== Brano ==
-.-.-

Altri punti di rilievo sono l’estensione dell’obbligo del tachigrafo ai veicoli con massa tra le 2,5 e le 3,5 ton, l’impiego dello stesso strumento per controllare i passaggi di frontiera e le misure per contrastare le letterbox companies, le società fittizie costituite in paesi terzi. Ma è evidente che distacchi e cabotaggio (che entreranno in vigore fra 18 mesi) e tempi di guida (che dovranno essere applicati 20 giorni dopo la pubblicazione del Pacchetto sulla Gazzetta ufficiale europea) costituiscono i punti di maggiore attrito della riforma.

-.-.-

== Dati ==
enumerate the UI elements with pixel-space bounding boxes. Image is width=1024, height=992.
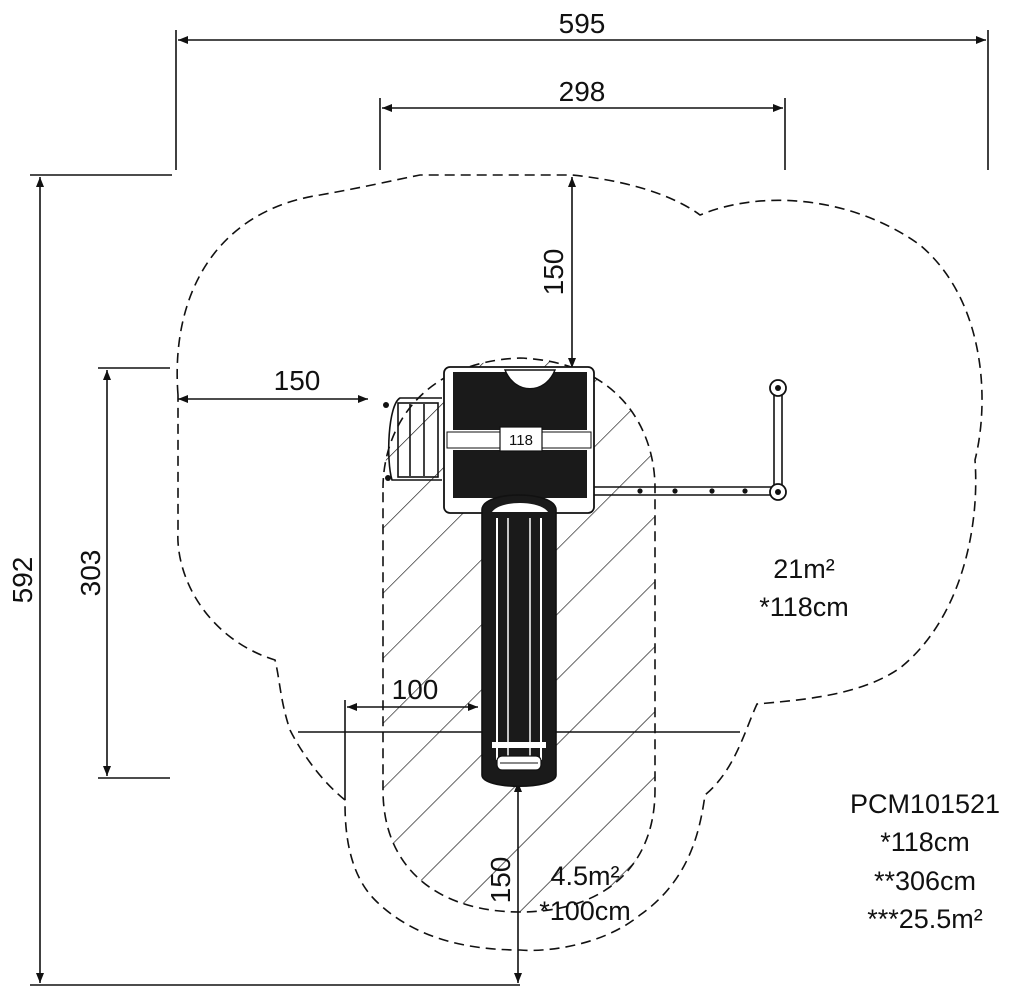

-.-.-

== Consegna A ==
Secondo il brano sulla riforma del trasporto su strada, quanti giorni dopo la pubblicazione del Pacchetto sulla Gazzetta ufficiale europea dovranno essere applicate le norme sui tempi di guida?
== Consegna B ==
Continua il brano sulla riforma del trasporto su strada a partire dalla sua ultima frase.

== Risposta A ==
Dovranno essere applicate 20 giorni dopo la pubblicazione del Pacchetto sulla Gazzetta ufficiale europea.

== Risposta B ==
L’OPPOSIZIONE SI ALLARGA
Un attrito che, accanto ai paesi capofila del Gruppo di Visegrad (Polonia, Ungheria, Repubblica Ceca e Slovacchia), ha visto schierati contro l’approvazione della riforma altri sette Paesi: Bulgaria, Cipro, Estonia, Lettonia, Lituania, Malta e Romania. Tutti insieme detengono 192 dei 751 voti del Parlamento europeo: anche se nell’assemblea il voto segue più le posizioni dei partiti europei che quello dei governi nazionali, non è un caso che le tre mozioni procedurali con cui il fronte dell’Est ha tentato di bloccare la riforma alla vigilia del voto – respinte con ampia maggioranza – abbiano raccolto un numero di voti vicino a quello del loro plenum: 218 contro 469 la prima, 162 contro 524 la seconda e 174 contro 513 la terza.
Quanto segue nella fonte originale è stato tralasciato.